> Work to complete: Emit the data below verbatim, stripping out any pictures.

> The input:
# # # # #
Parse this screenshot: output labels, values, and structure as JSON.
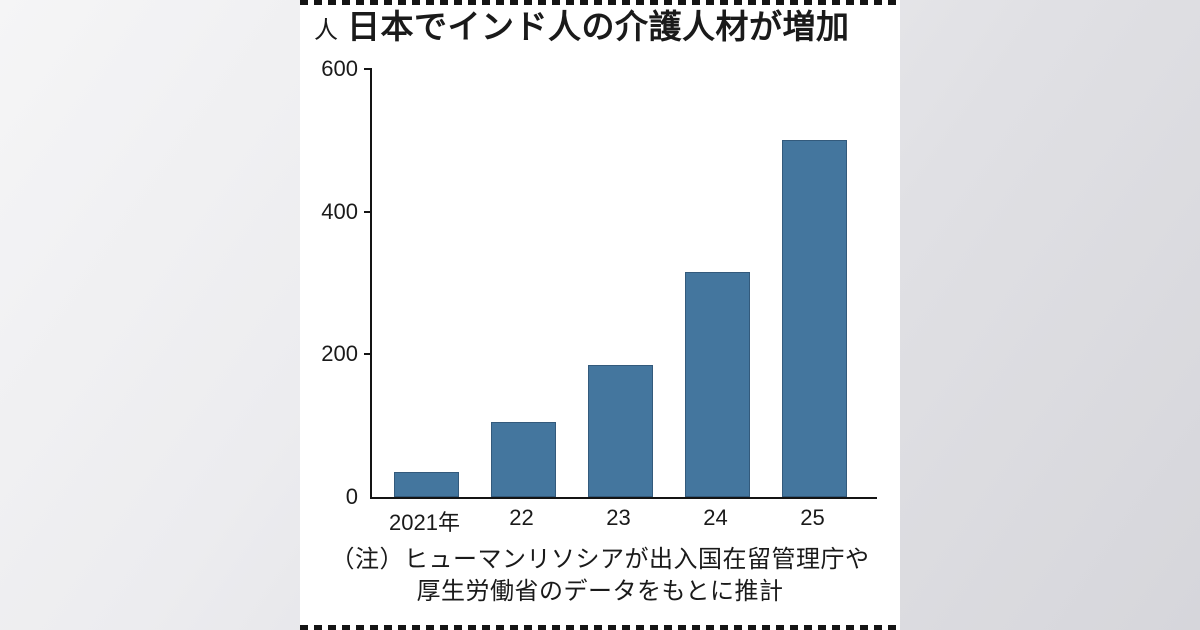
{
  "chart": {
    "unit_label": "人",
    "title": "日本でインド人の介護人材が増加",
    "note_line1": "（注）ヒューマンリソシアが出入国在留管理庁や",
    "note_line2": "厚生労働省のデータをもとに推計"
  },
  "chart_data": {
    "type": "bar",
    "categories": [
      "2021年",
      "22",
      "23",
      "24",
      "25"
    ],
    "values": [
      35,
      105,
      185,
      315,
      500
    ],
    "title": "日本でインド人の介護人材が増加",
    "xlabel": "",
    "ylabel": "人",
    "ylim": [
      0,
      600
    ],
    "yticks": [
      0,
      200,
      400,
      600
    ],
    "grid": false,
    "legend": false,
    "bar_color": "#44769e",
    "axis_color": "#141414"
  }
}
# # # # #
> Right answer:
Parse this screenshot: output labels, values, and structure as JSON.
{
  "chart": {
    "unit_label": "人",
    "title": "日本でインド人の介護人材が増加",
    "note_line1": "（注）ヒューマンリソシアが出入国在留管理庁や",
    "note_line2": "厚生労働省のデータをもとに推計"
  },
  "chart_data": {
    "type": "bar",
    "categories": [
      "2021年",
      "22",
      "23",
      "24",
      "25"
    ],
    "values": [
      35,
      105,
      185,
      315,
      500
    ],
    "title": "日本でインド人の介護人材が増加",
    "xlabel": "",
    "ylabel": "人",
    "ylim": [
      0,
      600
    ],
    "yticks": [
      0,
      200,
      400,
      600
    ],
    "grid": false,
    "legend": false,
    "bar_color": "#44769e",
    "axis_color": "#141414"
  }
}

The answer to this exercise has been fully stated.